>> Start Text segment

With friends gathered in a restaurant for dinner to do a bit of catching-up and to shoot the breeze, the conversation got around to the subject of illegal drugs and youth, as opposed to the legal stuff like alcohol.
Someone said she loved the way the sniffer dogs at airports get into the spirit of their work with all the frantic nosing around they display amongst the travel bags and occasional groin. She thought it was very cute and showed how loyal the mutt is to its master.
There was consternation when I suggested the reason the dogs are so keen is because they have been deliberately addicted to various narcotics such as cocaine, heroin, and hash, by their handlers, hence they are craving for a fix everytime they think there might be something in a travel bag.
"That's how they find it so easily," I offered.
A woman was aghast at my contention and her husband said I was being 'insensitive' to make such a comment, and couldn't I see she was a dog lover?
It probably didn't help when I responded with a comment I felt might lighten things up a bit by answering: "People's private lives are really no concern of mine, but I think it makes perfect sense to turn dogs into junkies so as to seek out the stuff - they have great noses, after all."
A younger person at the table piped up: "There might be some truth in it because I saw on 'Family Guy' where the dog Brian became addicted to coke after he got a job as a drugs sniffer at Quahog airport."
The dog-lover husband was by now frothing from the mouth and on the verge of calling me out for fight because of what I'd started, and my great aunt Maude was adamant the animal cruelty prevention people would never allow a dog to be injected or otherwise ingest the stuff.
"Not in Ireland anyway, we're still a Catholic country," she ventured.
"I'll have no more of that guff outta you directed at my wife!" the irate husband ejaculated across the table at me, and for some reason only known to himself, felt I had in some way offended his honour. Getting heated by now, my lovely date attempted to pour oil on troubled waters, suggesting we calm down and later we could check up on the smack-heads dogs and bitches contention on the Internet.
Another pleaded that in the meantime we'd order another four bottles of wine.
"We're all friends here, aren't we?"

>> End Text segment
>> Start Material provided

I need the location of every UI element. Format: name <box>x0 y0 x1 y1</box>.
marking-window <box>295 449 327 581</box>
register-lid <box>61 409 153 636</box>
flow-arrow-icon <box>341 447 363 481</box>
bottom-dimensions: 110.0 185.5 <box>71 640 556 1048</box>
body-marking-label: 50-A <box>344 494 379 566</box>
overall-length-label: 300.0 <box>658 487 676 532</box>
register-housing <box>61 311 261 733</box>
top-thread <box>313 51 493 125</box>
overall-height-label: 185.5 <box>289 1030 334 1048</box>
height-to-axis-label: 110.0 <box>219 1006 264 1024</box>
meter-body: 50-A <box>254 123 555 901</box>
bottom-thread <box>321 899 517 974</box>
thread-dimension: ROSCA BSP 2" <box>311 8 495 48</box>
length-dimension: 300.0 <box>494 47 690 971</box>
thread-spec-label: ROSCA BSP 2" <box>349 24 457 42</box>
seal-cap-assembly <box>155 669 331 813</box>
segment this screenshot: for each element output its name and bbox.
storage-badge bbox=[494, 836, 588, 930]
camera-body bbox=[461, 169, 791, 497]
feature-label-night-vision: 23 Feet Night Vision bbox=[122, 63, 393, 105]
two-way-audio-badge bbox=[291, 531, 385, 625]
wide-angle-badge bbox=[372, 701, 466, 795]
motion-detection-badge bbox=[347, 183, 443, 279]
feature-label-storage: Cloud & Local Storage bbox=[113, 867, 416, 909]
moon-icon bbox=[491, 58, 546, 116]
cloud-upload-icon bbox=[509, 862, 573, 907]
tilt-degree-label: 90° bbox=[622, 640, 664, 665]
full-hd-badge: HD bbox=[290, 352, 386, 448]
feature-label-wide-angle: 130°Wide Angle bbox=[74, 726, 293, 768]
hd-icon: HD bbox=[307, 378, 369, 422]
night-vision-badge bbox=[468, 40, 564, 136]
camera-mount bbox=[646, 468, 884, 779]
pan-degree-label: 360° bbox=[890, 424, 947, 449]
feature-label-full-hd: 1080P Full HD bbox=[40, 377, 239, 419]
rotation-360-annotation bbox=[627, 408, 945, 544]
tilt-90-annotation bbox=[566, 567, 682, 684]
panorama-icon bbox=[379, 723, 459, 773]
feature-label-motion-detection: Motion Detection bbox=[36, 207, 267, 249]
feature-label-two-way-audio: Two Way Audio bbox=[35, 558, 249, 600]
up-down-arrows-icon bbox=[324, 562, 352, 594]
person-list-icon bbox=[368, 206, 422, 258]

>> End Material provided

__Exercise 1__: In the dinner-party story, which narcotics does the narrator claim handlers addict sniffer dogs to?
__Exercise 2__: Continue the dinner-party story from its last line.

__Written reply 1__: Cocaine, heroin, and hash.

__Written reply 2__:
Everyone agreed, and a peace of sorts descend ... but I don't think it's quite over yet. Things were said. Such is life nowadays. We live in times when so many folk feel their lives are like they see in the movies, and umbrage is taken at the drop of a hat or spilt drink.
Men especially get all macho and can quickly become their own super-hero in defence of world freedom and the like, I find. They go to films like 'Avengers' and on leaving take on the persona of Thor or Iron Man, out to put the world to rights and taking crap from nobody. This is especially apparent when the drink kicks in, and the clouding of fact and fantasy merge seamlessly.
In a world sodden with booze, I often wonder how anything gets done in work and in politics. Our Dail must be unique in that there is a pub attached to the Parliament House so that our representatives can get sozzled in between passing legislation affecting the citizens of Ireland.
Too many Irish people seem to me to be permantely high on something, and I'm sure that in the US there is a lot of truth in the news that Wall St. saw much of its problems arise because whizz kid dealers and investors and bankers were walloping down huge quantities of cocaine and drink.
Listen to those we know well who drink a lot, be it at the dinner table or in the public arena of debate. They will lament the abuse of weed and alcohol by the young, all the while lashing back the wine themselves as if it contained no alcohol per gallon of the stuff consumed before dessert arrives.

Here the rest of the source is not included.